§ **Material provided**:
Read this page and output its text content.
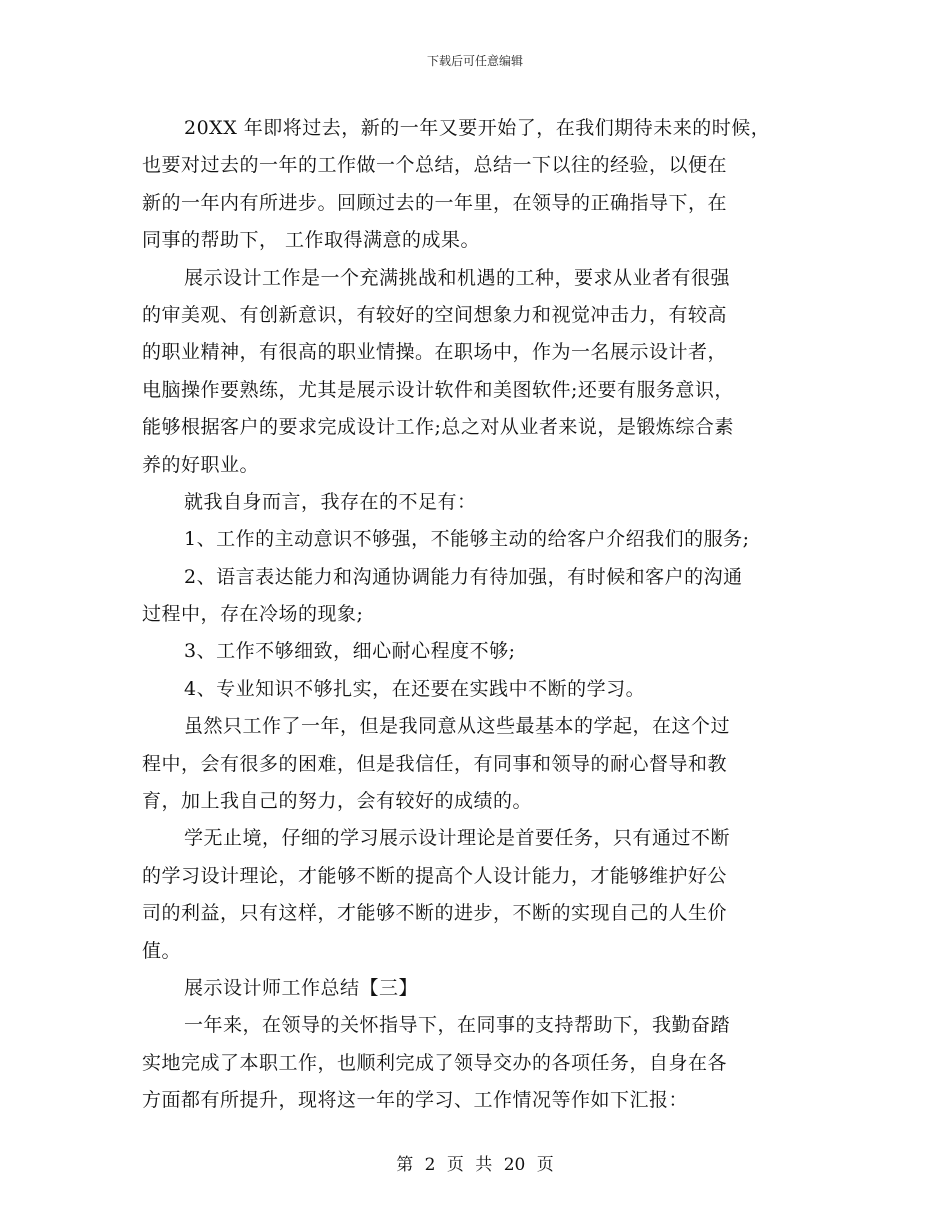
下载后可任意编辑
20XX 年即将过去，新的一年又要开始了，在我们期待未来的时候，
也要对过去的一年的工作做一个总结，总结一下以往的经验，以便在
新的一年内有所进步。回顾过去的一年里，在领导的正确指导下，在
同事的帮助下， 工作取得满意的成果。
展示设计工作是一个充满挑战和机遇的工种，要求从业者有很强
的审美观、有创新意识，有较好的空间想象力和视觉冲击力，有较高
的职业精神，有很高的职业情操。在职场中，作为一名展示设计者，
电脑操作要熟练，尤其是展示设计软件和美图软件;还要有服务意识，
能够根据客户的要求完成设计工作;总之对从业者来说，是锻炼综合素
养的好职业。
就我自身而言，我存在的不足有：
1、工作的主动意识不够强，不能够主动的给客户介绍我们的服务;
2、语言表达能力和沟通协调能力有待加强，有时候和客户的沟通
过程中，存在冷场的现象;
3、工作不够细致，细心耐心程度不够;
4、专业知识不够扎实，在还要在实践中不断的学习。
虽然只工作了一年，但是我同意从这些最基本的学起，在这个过
程中，会有很多的困难，但是我信任，有同事和领导的耐心督导和教
育，加上我自己的努力，会有较好的成绩的。
学无止境，仔细的学习展示设计理论是首要任务，只有通过不断
的学习设计理论，才能够不断的提高个人设计能力，才能够维护好公
司的利益，只有这样，才能够不断的进步，不断的实现自己的人生价
值。
展示设计师工作总结【三】
一年来，在领导的关怀指导下，在同事的支持帮助下，我勤奋踏
实地完成了本职工作，也顺利完成了领导交办的各项任务，自身在各
方面都有所提升，现将这一年的学习、工作情况等作如下汇报：
第 2 页 共 20 页
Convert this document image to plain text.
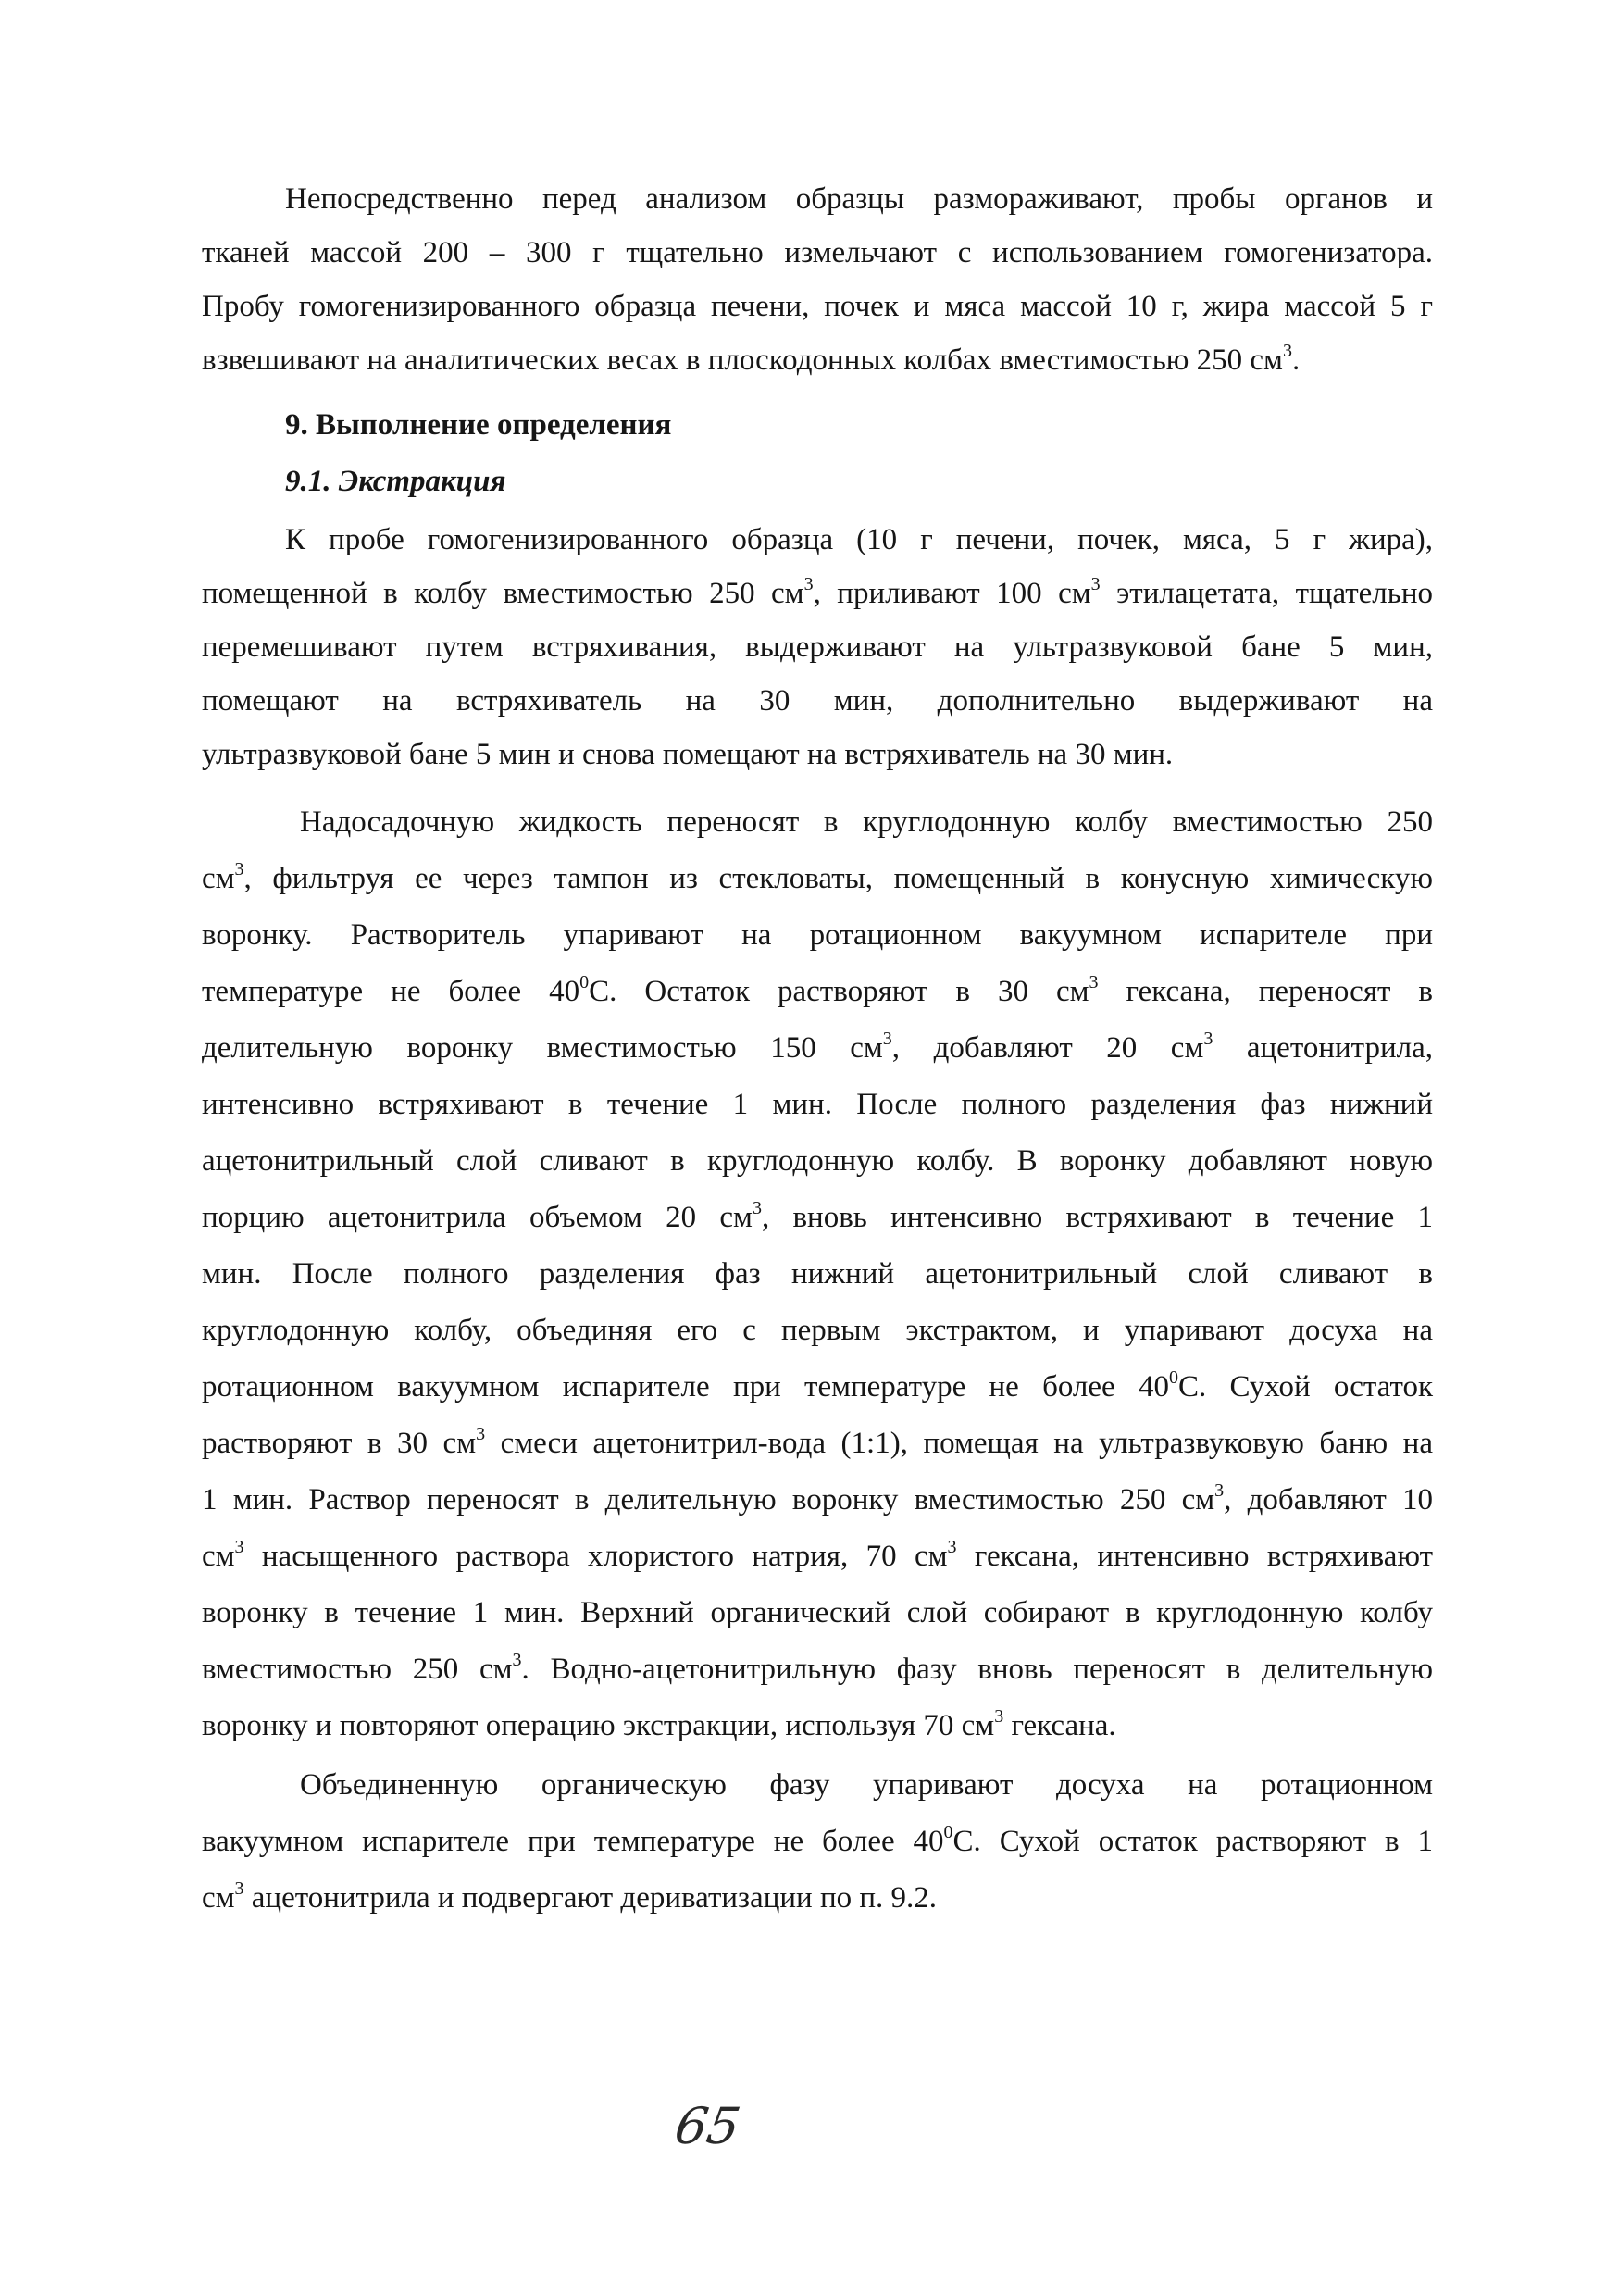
Непосредственно перед анализом образцы размораживают, пробы органов и
тканей массой 200 – 300 г тщательно измельчают с использованием гомогенизатора.
Пробу гомогенизированного образца печени, почек и мяса массой 10 г, жира массой 5 г
взвешивают на аналитических весах в плоскодонных колбах вместимостью 250 $см^3$.
9. Выполнение определения
9.1. Экстракция
К пробе гомогенизированного образца (10 г печени, почек, мяса, 5 г жира),
помещенной в колбу вместимостью 250 $см^3$, приливают 100 $см^3$ этилацетата, тщательно
перемешивают путем встряхивания, выдерживают на ультразвуковой бане 5 мин,
помещают на встряхиватель на 30 мин, дополнительно выдерживают на
ультразвуковой бане 5 мин и снова помещают на встряхиватель на 30 мин.
Надосадочную жидкость переносят в круглодонную колбу вместимостью 250
$см^3$, фильтруя ее через тампон из стекловаты, помещенный в конусную химическую
воронку. Растворитель упаривают на ротационном вакуумном испарителе при
температуре не более $40^0С$. Остаток растворяют в 30 $см^3$ гексана, переносят в
делительную воронку вместимостью 150 $см^3$, добавляют 20 $см^3$ ацетонитрила,
интенсивно встряхивают в течение 1 мин. После полного разделения фаз нижний
ацетонитрильный слой сливают в круглодонную колбу. В воронку добавляют новую
порцию ацетонитрила объемом 20 $см^3$, вновь интенсивно встряхивают в течение 1
мин. После полного разделения фаз нижний ацетонитрильный слой сливают в
круглодонную колбу, объединяя его с первым экстрактом, и упаривают досуха на
ротационном вакуумном испарителе при температуре не более $40^0С$. Сухой остаток
растворяют в 30 $см^3$ смеси ацетонитрил-вода (1:1), помещая на ультразвуковую баню на
1 мин. Раствор переносят в делительную воронку вместимостью 250 $см^3$, добавляют 10
$см^3$ насыщенного раствора хлористого натрия, 70 $см^3$ гексана, интенсивно встряхивают
воронку в течение 1 мин. Верхний органический слой собирают в круглодонную колбу
вместимостью 250 $см^3$. Водно-ацетонитрильную фазу вновь переносят в делительную
воронку и повторяют операцию экстракции, используя 70 $см^3$ гексана.
Объединенную органическую фазу упаривают досуха на ротационном
вакуумном испарителе при температуре не более $40^0С$. Сухой остаток растворяют в 1
$см^3$ ацетонитрила и подвергают дериватизации по п. 9.2.
65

§ **What the task asks**:
Your answer should be a single number: how many lines in the data above include "почек"?

§ **Reply**:
2